[Dataset items]
--- begin ---
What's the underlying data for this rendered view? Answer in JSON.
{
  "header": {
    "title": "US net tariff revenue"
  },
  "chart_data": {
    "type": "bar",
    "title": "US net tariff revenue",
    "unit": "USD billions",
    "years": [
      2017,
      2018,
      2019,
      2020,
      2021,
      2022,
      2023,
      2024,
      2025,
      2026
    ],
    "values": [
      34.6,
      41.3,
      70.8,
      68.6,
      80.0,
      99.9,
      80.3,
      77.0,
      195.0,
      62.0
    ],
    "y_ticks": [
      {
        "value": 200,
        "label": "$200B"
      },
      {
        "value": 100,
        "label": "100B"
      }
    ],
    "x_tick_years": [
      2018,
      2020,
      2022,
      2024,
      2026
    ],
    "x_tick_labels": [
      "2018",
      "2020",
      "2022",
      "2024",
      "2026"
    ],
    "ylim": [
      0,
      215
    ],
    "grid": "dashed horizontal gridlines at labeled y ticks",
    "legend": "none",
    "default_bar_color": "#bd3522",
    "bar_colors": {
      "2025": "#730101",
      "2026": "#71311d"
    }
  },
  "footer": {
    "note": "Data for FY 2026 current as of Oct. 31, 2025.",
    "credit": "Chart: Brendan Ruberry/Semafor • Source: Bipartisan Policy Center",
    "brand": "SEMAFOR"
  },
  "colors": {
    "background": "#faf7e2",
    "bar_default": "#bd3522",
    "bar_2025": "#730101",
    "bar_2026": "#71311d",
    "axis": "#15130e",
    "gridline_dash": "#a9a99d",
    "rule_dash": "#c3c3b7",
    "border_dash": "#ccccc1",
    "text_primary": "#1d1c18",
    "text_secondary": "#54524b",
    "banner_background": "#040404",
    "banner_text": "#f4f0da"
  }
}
--- end ---
— Description of the task —
Using the listing above, reproduce each line without omission.

— Response —
What's the underlying data for this rendered view? Answer in JSON.
{
  "header": {
    "title": "US net tariff revenue"
  },
  "chart_data": {
    "type": "bar",
    "title": "US net tariff revenue",
    "unit": "USD billions",
    "years": [
      2017,
      2018,
      2019,
      2020,
      2021,
      2022,
      2023,
      2024,
      2025,
      2026
    ],
    "values": [
      34.6,
      41.3,
      70.8,
      68.6,
      80.0,
      99.9,
      80.3,
      77.0,
      195.0,
      62.0
    ],
    "y_ticks": [
      {
        "value": 200,
        "label": "$200B"
      },
      {
        "value": 100,
        "label": "100B"
      }
    ],
    "x_tick_years": [
      2018,
      2020,
      2022,
      2024,
      2026
    ],
    "x_tick_labels": [
      "2018",
      "2020",
      "2022",
      "2024",
      "2026"
    ],
    "ylim": [
      0,
      215
    ],
    "grid": "dashed horizontal gridlines at labeled y ticks",
    "legend": "none",
    "default_bar_color": "#bd3522",
    "bar_colors": {
      "2025": "#730101",
      "2026": "#71311d"
    }
  },
  "footer": {
    "note": "Data for FY 2026 current as of Oct. 31, 2025.",
    "credit": "Chart: Brendan Ruberry/Semafor • Source: Bipartisan Policy Center",
    "brand": "SEMAFOR"
  },
  "colors": {
    "background": "#faf7e2",
    "bar_default": "#bd3522",
    "bar_2025": "#730101",
    "bar_2026": "#71311d",
    "axis": "#15130e",
    "gridline_dash": "#a9a99d",
    "rule_dash": "#c3c3b7",
    "border_dash": "#ccccc1",
    "text_primary": "#1d1c18",
    "text_secondary": "#54524b",
    "banner_background": "#040404",
    "banner_text": "#f4f0da"
  }
}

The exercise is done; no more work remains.